- TESTO RIPORTATO:
■ ■ ■ ■ ■

In merito al rilievo della volontà del minore italiano ai fini di ritenere sussistente il requisito della convivenza con il parente straniero entro il quarto grado che, da un lato, impedisce l’espulsione di quest’ultimo e, dall’altro, gli attribuisce il diritto al permesso di soggiorno, deve ritenersi integrata pienamente la fattispecie di cui al D.Lgs. n. 286 del 1998, art. 19, comma 2, lett. c) quando la convivenza è frutto di una scelta consapevole, ed avvenga effettivamente con il familiare straniero, non in via meramente eventuale o incidentale, essendo davvero strumentale alla tutela di esigenze ed interessi del minore stesso. In tal caso la manifestazione di volontà a base della convivenza può essere resa dal rappresentante legale del minore.

■ ■ ■ ■ ■

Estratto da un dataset
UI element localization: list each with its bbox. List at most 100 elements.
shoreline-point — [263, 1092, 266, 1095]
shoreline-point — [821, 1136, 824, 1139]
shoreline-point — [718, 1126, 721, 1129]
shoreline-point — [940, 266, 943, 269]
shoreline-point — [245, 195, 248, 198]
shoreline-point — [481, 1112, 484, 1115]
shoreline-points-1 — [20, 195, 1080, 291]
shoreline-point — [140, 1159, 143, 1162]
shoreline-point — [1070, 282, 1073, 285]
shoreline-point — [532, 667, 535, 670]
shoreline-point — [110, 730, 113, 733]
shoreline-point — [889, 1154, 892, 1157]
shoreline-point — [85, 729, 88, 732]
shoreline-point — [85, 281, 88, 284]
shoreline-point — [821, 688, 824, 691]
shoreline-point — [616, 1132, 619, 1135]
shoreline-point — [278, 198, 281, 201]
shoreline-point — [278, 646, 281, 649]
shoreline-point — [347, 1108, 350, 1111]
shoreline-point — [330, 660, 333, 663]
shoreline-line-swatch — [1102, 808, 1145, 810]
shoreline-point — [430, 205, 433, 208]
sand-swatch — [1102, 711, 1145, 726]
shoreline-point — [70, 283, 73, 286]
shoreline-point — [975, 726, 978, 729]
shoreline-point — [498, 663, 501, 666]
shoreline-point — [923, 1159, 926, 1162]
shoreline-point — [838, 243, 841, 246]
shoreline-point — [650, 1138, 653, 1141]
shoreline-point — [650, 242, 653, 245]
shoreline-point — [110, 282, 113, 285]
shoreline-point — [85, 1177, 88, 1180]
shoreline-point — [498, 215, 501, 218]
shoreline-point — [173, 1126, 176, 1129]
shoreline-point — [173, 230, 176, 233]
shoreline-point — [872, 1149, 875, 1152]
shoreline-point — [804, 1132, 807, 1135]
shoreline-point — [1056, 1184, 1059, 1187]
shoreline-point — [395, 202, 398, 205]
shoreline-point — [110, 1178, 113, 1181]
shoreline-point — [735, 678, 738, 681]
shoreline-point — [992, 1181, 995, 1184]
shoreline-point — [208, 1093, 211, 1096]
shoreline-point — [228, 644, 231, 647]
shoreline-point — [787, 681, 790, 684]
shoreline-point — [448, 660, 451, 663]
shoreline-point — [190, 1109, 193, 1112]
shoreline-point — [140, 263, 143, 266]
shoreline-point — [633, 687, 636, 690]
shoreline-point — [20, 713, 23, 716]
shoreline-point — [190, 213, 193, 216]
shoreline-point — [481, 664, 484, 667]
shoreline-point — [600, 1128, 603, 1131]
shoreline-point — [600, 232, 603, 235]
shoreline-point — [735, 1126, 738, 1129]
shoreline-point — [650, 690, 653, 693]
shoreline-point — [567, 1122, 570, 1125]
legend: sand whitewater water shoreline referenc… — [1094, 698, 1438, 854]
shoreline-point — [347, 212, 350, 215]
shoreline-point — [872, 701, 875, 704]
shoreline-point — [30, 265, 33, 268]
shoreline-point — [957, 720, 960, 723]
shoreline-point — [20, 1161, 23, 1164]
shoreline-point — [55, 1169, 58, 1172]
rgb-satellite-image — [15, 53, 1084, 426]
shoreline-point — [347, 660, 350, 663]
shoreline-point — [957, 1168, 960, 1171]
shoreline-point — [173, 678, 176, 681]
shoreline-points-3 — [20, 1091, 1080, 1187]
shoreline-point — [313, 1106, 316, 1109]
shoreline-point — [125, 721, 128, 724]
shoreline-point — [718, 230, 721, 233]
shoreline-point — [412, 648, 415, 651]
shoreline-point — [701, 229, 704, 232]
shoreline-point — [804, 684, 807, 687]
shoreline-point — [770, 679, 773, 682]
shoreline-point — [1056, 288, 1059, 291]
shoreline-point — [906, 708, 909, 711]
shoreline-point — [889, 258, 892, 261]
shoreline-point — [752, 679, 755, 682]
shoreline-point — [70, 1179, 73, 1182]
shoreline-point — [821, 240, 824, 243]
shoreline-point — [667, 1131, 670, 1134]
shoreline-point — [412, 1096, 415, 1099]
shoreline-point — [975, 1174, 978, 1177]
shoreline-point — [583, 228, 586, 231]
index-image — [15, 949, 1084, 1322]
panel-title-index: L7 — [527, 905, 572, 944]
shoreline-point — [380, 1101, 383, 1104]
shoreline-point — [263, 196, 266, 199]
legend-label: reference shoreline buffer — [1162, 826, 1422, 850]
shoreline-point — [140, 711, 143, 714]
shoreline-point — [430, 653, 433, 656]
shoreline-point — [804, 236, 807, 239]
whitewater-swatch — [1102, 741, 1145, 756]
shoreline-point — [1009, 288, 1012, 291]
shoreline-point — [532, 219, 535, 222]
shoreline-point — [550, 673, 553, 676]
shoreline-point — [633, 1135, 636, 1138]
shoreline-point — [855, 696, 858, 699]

■ ■ ■ ■ ■

- QUESITO POSTO: Secondo il testo riportato, chi può rendere la manifestazione di volontà a base della convivenza? Per rispondere ci si basa esclusivamente sul testo riportato.

- RISPOSTA SCRITTA: Il rappresentante legale del minore.